**INSTRUCTIONS TO FOLLOW:** Pull out every line below that holds the word "کالاها".
★ ★ ★ ★ ★ ★ ★
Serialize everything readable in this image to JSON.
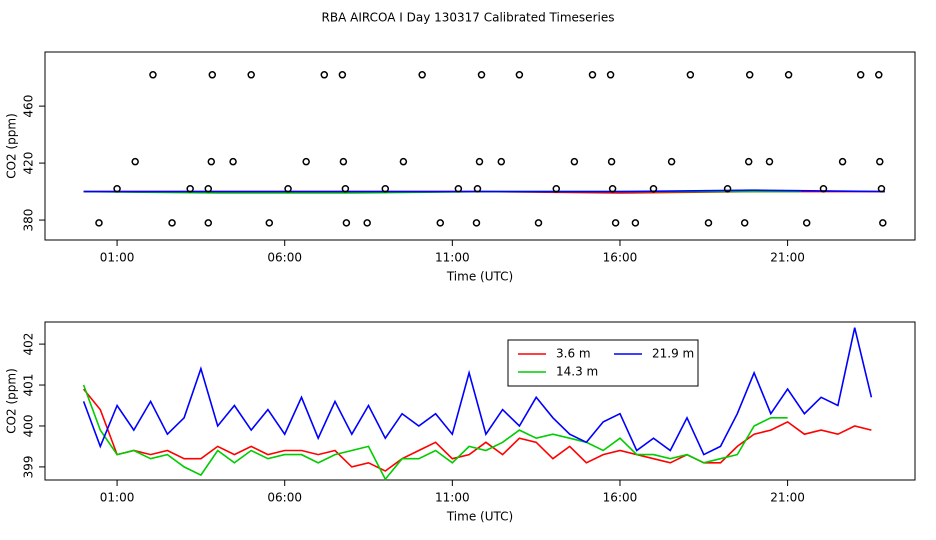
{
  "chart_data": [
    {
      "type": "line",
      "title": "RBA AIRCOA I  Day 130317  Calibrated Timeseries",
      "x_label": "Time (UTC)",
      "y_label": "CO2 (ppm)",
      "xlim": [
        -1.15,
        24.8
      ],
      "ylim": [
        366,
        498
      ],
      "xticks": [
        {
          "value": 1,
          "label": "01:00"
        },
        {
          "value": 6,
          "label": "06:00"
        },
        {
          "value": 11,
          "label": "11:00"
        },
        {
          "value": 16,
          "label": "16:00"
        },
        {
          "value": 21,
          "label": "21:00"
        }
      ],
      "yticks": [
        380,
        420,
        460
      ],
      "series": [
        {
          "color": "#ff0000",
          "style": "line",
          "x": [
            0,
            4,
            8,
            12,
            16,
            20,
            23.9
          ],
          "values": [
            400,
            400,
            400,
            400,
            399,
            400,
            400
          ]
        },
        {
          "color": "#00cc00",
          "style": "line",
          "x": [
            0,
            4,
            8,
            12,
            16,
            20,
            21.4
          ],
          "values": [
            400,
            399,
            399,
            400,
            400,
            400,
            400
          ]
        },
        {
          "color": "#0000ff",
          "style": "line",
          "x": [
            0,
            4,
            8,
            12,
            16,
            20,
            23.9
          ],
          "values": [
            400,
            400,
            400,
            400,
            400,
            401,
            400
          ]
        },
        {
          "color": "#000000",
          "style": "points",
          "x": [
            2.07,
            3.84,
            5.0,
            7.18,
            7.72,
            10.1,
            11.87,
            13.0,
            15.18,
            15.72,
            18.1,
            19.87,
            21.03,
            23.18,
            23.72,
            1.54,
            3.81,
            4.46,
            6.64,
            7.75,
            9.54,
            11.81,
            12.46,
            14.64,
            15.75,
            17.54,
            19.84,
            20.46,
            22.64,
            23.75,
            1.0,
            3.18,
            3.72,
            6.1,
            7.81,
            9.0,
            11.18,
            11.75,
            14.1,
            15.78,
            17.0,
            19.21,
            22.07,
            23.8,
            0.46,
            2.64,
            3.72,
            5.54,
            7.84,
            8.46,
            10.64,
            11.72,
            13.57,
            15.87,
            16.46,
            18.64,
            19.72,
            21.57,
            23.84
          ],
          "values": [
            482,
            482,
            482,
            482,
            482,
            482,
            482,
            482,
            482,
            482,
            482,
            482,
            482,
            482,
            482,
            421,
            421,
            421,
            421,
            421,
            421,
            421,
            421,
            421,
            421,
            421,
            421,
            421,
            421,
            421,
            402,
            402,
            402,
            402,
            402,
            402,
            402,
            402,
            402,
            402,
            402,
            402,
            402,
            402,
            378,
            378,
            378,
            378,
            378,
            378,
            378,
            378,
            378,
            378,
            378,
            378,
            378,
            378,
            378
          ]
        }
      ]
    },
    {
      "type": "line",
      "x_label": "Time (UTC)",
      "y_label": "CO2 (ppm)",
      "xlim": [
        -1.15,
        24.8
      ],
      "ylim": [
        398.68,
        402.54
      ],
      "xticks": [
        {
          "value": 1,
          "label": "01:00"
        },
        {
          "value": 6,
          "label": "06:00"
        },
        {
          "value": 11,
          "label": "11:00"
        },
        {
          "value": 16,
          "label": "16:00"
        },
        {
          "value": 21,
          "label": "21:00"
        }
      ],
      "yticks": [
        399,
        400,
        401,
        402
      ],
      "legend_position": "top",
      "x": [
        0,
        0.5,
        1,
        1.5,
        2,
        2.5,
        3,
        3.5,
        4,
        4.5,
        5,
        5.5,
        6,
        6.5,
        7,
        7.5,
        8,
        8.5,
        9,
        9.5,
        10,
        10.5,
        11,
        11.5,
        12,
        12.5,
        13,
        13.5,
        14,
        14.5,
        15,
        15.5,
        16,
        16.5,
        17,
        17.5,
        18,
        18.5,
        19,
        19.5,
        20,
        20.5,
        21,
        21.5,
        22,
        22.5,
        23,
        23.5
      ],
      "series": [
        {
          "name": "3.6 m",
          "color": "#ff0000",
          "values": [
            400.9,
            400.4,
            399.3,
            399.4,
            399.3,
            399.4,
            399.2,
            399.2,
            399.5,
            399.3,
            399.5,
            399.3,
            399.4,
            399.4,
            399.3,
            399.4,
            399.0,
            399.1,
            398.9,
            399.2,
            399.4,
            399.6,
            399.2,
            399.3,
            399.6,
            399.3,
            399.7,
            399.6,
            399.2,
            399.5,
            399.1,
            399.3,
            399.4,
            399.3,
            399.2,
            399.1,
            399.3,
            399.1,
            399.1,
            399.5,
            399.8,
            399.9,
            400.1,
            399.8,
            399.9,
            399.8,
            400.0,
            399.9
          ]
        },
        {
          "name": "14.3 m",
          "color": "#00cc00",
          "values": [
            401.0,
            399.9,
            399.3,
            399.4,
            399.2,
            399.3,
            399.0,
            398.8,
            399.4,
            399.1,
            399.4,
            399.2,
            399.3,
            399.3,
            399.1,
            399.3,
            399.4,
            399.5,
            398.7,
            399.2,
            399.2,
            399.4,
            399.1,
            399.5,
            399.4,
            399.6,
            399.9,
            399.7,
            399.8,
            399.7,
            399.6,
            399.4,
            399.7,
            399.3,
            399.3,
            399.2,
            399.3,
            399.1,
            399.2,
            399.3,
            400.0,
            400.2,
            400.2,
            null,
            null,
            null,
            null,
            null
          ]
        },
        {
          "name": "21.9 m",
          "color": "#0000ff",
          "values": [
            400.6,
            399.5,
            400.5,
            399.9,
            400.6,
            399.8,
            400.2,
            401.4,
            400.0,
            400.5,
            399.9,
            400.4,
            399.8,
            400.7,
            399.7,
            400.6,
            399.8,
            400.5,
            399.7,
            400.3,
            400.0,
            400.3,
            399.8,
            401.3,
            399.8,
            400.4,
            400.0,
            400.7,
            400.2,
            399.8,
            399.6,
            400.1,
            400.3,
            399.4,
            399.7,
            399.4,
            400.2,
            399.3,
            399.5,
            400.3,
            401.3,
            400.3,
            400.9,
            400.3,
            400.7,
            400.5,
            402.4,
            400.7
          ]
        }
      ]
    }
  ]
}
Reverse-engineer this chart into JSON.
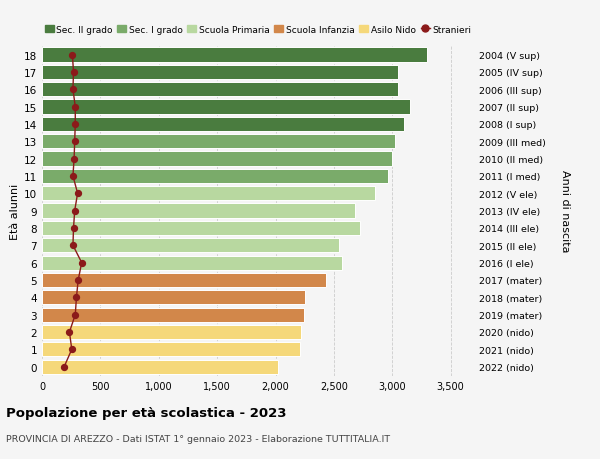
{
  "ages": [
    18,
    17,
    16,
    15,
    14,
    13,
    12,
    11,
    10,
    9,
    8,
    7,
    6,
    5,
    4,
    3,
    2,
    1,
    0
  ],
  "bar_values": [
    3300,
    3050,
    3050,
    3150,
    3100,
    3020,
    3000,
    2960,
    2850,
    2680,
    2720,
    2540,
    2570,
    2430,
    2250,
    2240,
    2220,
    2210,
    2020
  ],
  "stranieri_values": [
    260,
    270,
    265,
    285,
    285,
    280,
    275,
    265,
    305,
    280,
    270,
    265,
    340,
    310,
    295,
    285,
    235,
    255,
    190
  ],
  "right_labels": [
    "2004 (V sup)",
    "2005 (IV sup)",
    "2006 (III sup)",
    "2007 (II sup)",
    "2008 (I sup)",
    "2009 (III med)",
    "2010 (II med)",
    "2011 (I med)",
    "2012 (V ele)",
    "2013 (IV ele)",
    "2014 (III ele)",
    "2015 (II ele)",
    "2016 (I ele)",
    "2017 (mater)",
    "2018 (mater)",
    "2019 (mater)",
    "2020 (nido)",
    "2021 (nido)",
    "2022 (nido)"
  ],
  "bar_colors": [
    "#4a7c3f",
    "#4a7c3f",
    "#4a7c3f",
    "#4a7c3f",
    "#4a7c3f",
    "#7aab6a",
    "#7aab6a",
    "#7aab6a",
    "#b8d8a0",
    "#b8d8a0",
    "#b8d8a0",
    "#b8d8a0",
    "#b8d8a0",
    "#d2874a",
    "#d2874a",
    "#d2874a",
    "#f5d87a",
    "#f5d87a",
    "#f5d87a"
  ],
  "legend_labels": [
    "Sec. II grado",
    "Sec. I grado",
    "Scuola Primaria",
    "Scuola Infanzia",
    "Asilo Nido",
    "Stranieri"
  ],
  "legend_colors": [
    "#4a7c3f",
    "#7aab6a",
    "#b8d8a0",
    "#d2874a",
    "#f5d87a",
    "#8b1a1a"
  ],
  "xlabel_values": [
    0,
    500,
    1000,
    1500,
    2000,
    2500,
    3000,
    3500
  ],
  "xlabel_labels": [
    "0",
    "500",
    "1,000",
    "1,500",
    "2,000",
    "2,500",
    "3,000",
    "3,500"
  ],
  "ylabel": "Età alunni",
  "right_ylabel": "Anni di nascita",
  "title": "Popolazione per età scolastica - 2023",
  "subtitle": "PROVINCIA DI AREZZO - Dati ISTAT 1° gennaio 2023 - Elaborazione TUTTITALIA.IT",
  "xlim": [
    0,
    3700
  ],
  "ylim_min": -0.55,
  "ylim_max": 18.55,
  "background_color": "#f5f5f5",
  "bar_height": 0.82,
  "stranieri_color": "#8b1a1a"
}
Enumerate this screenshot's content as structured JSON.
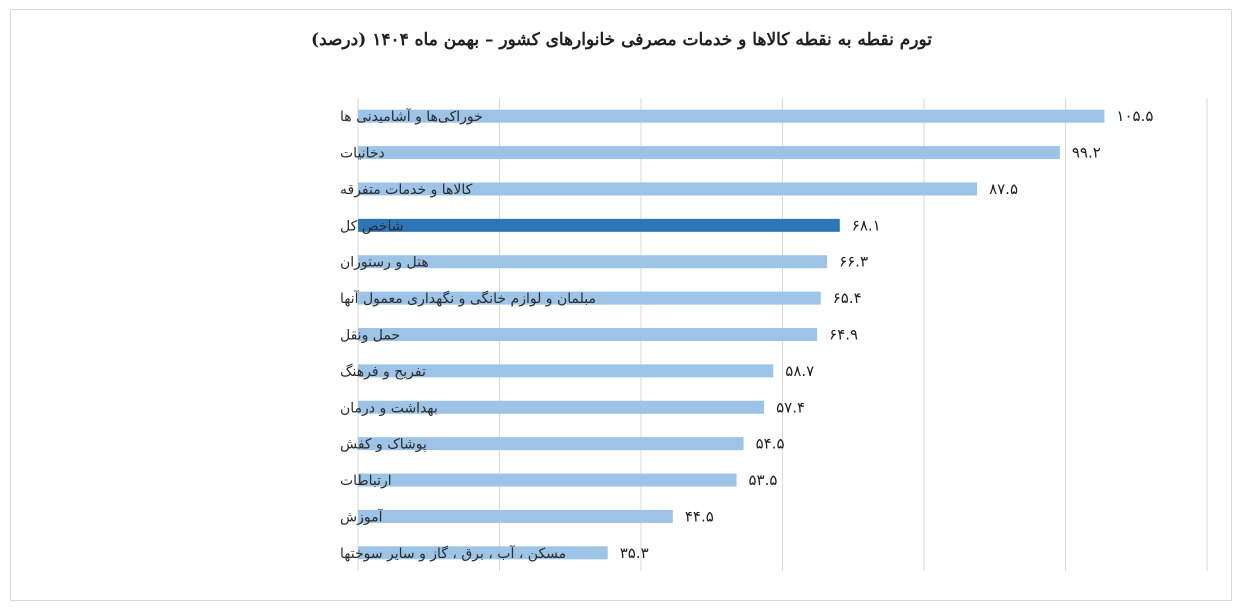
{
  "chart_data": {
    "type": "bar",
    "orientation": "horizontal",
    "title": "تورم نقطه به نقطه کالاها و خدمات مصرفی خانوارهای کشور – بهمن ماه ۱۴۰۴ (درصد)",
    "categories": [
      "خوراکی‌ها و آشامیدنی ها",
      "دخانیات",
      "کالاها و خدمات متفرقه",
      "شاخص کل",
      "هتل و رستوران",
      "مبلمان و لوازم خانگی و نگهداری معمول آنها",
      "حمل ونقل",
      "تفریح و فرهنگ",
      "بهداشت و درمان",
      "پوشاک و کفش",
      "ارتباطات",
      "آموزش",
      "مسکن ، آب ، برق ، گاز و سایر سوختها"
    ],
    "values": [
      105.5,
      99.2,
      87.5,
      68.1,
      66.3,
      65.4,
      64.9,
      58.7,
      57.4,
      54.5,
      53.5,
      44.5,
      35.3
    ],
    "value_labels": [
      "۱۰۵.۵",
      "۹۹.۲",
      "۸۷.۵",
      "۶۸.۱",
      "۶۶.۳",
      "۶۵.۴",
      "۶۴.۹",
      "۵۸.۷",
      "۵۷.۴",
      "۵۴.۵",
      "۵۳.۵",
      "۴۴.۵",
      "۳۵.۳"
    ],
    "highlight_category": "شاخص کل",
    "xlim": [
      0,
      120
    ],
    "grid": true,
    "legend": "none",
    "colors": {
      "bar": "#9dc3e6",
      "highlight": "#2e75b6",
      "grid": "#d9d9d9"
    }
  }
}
★ ★ ★ ★ ★ ★ ★
**RESPONSE:**
    "title": "تورم نقطه به نقطه کالاها و خدمات مصرفی خانوارهای کشور – بهمن ماه ۱۴۰۴ (درصد)",
      "کالاها و خدمات متفرقه",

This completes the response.